_Aim_. Reproduce the records. Keep every word exact and include no images.

----

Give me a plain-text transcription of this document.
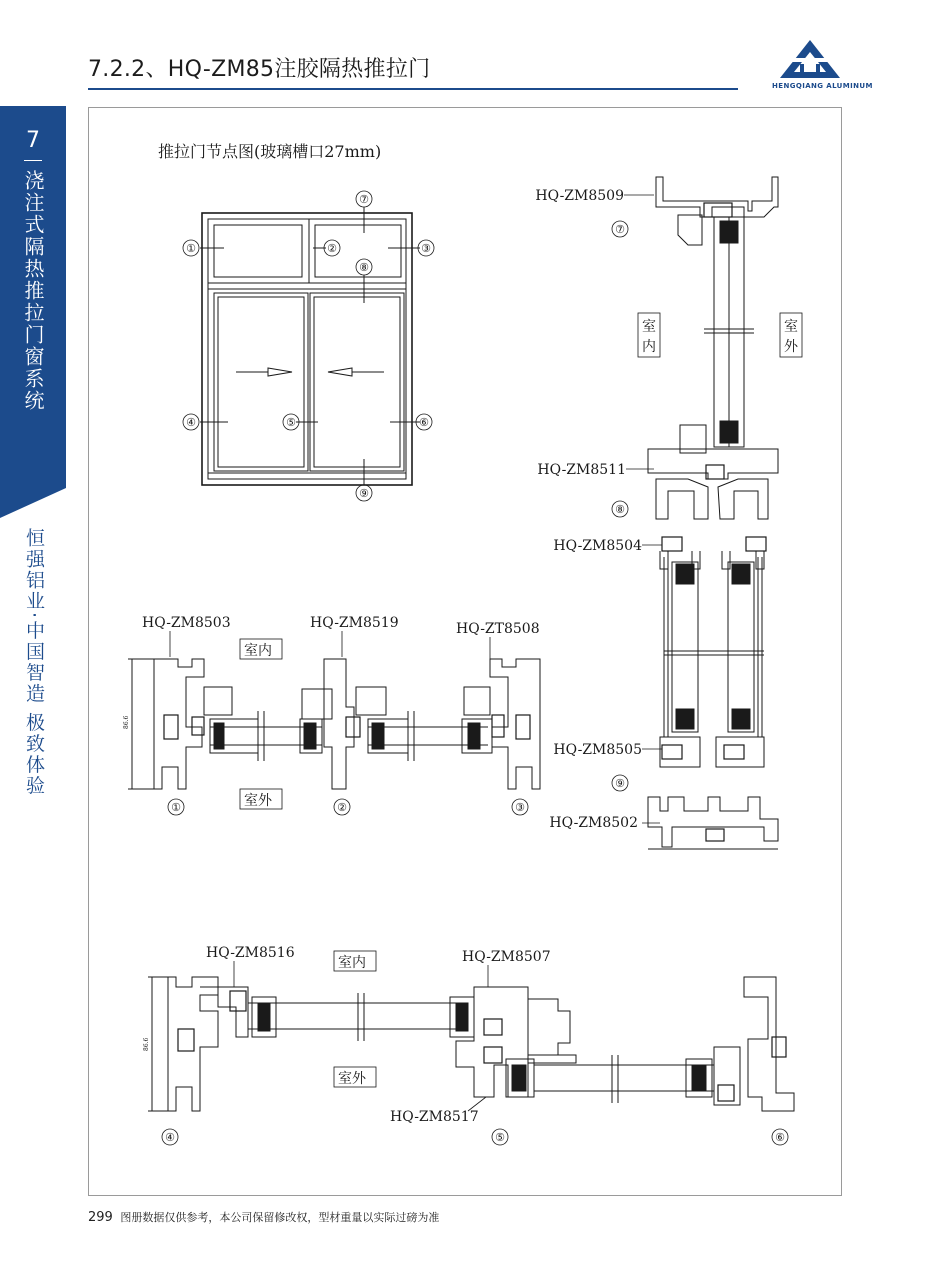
7.2.2、HQ-ZM85注胶隔热推拉门
HENGQIANG ALUMINUM
7
浇注式隔热推拉门窗系统
恒强铝业·中国智造 极致体验
推拉门节点图(玻璃槽口27mm)
①	②	③
⑦
⑧
④	⑤	⑥
⑨
室
内
室
外
⑦
⑧
⑨
HQ-ZM8509
HQ-ZM8511
HQ-ZM8504
HQ-ZM8505
HQ-ZM8502
室内
室外
HQ-ZM8503	HQ-ZM8519	HQ-ZT8508
①	②	③
86.6
室内
室外
HQ-ZM8516	HQ-ZM8507
HQ-ZM8517
④	⑤	⑥
86.6
299 图册数据仅供参考，本公司保留修改权，型材重量以实际过磅为准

----

_Solution below_.
Give me a plain-text transcription of this document.
7.2.2、HQ-ZM85注胶隔热推拉门
HENGQIANG ALUMINUM
7
浇注式隔热推拉门窗系统
恒强铝业·中国智造 极致体验
推拉门节点图(玻璃槽口27mm)
①	②	③
⑦
⑧
④	⑤	⑥
⑨
室
内
室
外
⑦
⑧
⑨
HQ-ZM8509
HQ-ZM8511
HQ-ZM8504
HQ-ZM8505
HQ-ZM8502
室内
室外
HQ-ZM8503	HQ-ZM8519	HQ-ZT8508
①	②	③
86.6
室内
室外
HQ-ZM8516	HQ-ZM8507
HQ-ZM8517
④	⑤	⑥
86.6
299 图册数据仅供参考，本公司保留修改权，型材重量以实际过磅为准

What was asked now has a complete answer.